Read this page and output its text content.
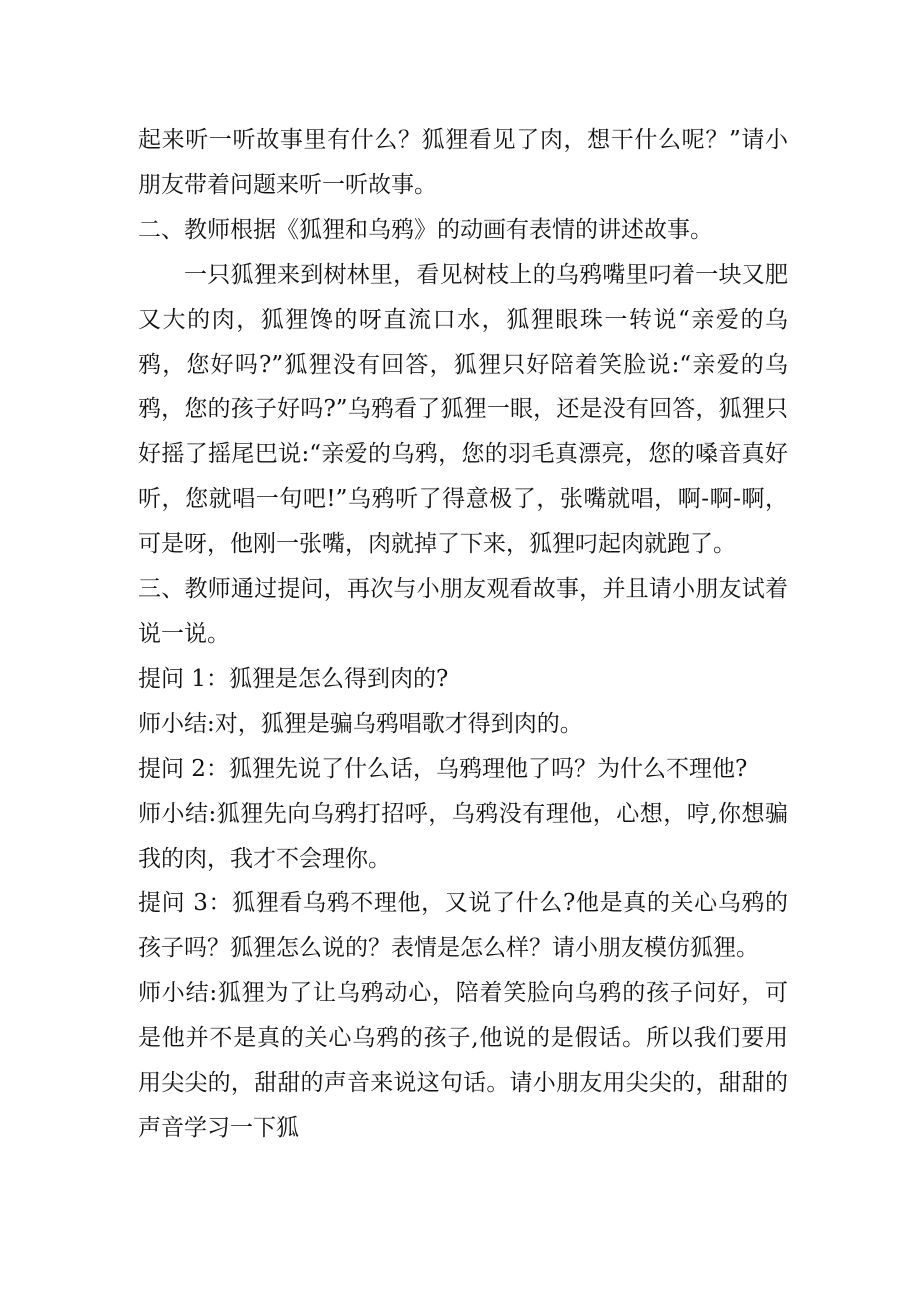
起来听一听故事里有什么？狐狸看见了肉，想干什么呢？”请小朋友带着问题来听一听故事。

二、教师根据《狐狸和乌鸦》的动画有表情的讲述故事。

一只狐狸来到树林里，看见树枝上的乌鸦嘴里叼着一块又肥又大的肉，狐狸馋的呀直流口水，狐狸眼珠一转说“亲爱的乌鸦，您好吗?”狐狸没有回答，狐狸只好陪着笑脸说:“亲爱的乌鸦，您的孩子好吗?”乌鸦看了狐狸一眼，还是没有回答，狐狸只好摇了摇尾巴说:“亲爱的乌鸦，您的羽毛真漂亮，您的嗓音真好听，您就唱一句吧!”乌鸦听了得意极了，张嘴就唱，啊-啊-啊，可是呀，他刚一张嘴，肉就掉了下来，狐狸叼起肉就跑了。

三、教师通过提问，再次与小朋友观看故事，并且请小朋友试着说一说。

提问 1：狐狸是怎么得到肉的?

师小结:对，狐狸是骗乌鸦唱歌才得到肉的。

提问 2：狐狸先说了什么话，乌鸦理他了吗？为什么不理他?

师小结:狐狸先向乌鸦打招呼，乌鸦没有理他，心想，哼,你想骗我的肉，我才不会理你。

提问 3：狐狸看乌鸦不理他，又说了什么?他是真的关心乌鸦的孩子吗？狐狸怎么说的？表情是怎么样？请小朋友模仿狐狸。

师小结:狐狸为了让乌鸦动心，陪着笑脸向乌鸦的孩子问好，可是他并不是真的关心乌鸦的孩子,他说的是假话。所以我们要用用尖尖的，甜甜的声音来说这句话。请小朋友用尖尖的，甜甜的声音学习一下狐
---
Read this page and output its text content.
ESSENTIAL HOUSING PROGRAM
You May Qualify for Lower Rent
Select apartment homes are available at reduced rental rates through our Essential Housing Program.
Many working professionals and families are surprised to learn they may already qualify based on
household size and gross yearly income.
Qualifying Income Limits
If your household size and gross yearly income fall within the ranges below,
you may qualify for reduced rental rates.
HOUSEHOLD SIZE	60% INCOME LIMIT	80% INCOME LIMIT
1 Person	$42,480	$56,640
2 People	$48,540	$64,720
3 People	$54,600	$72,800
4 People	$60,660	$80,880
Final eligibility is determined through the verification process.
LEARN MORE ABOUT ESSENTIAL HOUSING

• [What is expected]: Write out every line of the entries that holds the word "yearly".

• [Completed task]:
household size and gross yearly income.
If your household size and gross yearly income fall within the ranges below,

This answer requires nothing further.